THE EXERCISE:
Copy out each line of the listing that has the word "true" in it.

DATA PROVIDED:
⁂

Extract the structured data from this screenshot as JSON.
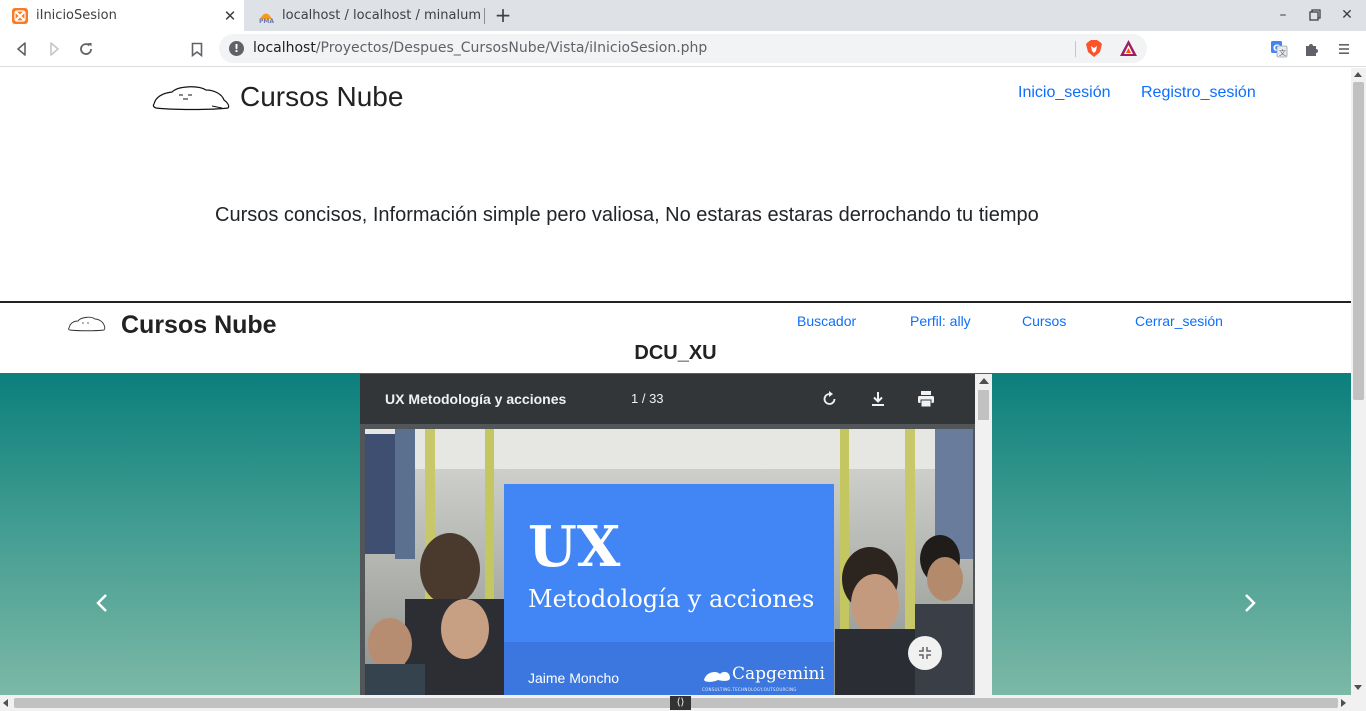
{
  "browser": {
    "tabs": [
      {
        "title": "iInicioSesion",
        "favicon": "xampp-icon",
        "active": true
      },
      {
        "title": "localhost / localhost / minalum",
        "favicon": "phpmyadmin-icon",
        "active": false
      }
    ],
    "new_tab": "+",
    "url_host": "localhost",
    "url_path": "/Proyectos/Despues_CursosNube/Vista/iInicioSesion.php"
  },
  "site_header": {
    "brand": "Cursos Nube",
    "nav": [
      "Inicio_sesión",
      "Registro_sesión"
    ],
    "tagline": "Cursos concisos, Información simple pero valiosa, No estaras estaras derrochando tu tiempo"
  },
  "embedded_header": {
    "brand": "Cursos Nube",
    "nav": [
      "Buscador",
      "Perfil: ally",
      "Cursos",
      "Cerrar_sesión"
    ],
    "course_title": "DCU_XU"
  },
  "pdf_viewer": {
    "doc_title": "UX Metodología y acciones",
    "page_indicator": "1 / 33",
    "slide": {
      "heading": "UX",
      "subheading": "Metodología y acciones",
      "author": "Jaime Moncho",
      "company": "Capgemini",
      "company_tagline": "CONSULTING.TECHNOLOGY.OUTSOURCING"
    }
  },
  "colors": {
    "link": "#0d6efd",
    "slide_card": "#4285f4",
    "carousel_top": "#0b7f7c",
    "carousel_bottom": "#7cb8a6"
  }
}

⁂

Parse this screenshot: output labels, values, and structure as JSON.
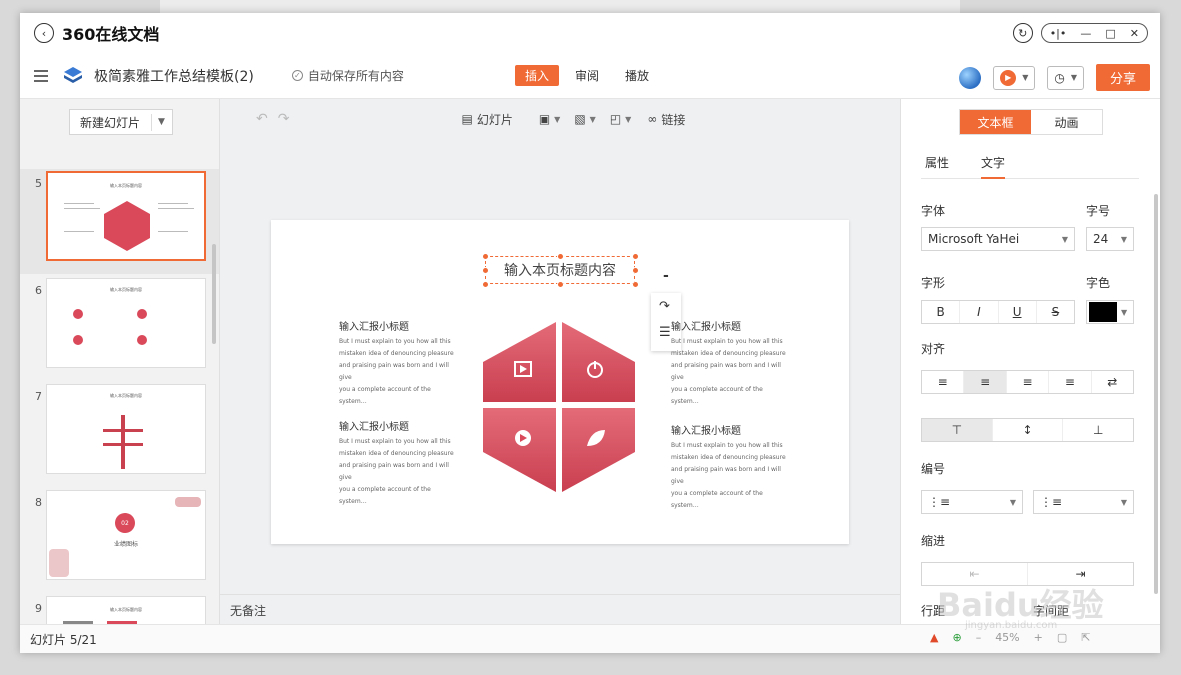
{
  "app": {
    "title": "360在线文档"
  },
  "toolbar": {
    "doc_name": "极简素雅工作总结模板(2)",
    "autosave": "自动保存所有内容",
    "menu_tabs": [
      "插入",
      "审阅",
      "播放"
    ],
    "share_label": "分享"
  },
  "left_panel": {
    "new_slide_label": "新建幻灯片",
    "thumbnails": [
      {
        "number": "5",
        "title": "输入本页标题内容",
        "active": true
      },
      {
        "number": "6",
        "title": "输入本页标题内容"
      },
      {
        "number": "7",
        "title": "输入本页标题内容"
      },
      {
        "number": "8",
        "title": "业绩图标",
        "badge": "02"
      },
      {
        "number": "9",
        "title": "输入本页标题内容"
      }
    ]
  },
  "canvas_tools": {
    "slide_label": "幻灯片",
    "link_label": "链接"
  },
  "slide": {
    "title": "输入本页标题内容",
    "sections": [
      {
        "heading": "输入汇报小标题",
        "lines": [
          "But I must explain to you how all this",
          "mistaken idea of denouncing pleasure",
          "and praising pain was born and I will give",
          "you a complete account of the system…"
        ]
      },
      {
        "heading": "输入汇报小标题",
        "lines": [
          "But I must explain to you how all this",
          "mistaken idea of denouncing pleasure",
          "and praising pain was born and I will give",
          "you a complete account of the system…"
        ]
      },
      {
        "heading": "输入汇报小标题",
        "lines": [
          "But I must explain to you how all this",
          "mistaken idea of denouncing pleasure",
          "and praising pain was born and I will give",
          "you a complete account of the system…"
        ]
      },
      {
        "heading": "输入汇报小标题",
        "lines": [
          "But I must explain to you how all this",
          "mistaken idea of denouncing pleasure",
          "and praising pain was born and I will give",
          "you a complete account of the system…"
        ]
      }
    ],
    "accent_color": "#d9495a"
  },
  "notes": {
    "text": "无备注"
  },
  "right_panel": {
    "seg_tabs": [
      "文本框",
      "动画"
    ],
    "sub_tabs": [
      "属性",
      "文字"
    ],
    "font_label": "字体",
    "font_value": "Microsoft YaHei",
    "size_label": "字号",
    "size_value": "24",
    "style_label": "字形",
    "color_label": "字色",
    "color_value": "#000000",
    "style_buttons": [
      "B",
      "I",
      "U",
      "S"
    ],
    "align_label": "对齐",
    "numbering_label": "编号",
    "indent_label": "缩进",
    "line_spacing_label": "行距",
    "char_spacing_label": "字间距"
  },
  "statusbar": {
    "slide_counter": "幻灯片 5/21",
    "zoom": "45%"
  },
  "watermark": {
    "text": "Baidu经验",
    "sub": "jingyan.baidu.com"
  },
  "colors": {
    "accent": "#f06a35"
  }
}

⁂

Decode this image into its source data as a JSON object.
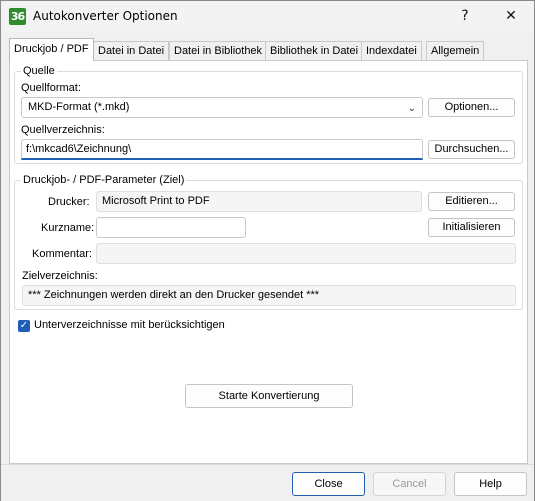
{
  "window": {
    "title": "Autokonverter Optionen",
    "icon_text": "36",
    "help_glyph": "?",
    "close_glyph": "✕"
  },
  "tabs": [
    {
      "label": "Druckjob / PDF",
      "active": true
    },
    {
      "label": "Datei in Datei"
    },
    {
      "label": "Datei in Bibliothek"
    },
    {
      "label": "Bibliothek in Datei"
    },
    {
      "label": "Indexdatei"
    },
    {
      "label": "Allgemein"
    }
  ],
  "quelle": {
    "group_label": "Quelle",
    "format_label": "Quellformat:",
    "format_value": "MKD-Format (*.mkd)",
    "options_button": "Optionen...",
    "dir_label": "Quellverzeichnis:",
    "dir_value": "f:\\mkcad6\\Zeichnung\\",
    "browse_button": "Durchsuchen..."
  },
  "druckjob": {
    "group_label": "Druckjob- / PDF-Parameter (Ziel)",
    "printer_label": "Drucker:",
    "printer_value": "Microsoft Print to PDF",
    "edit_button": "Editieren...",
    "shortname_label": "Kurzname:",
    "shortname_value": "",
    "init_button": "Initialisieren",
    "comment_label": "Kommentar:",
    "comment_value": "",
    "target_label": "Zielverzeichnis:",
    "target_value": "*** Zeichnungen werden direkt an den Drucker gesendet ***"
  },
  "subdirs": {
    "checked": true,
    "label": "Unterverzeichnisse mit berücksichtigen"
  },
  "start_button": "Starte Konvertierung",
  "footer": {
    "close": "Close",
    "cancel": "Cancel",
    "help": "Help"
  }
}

⁂

TASK OUTPUT:
        "active": true
        "active": true
      "active": true
    "checked": true,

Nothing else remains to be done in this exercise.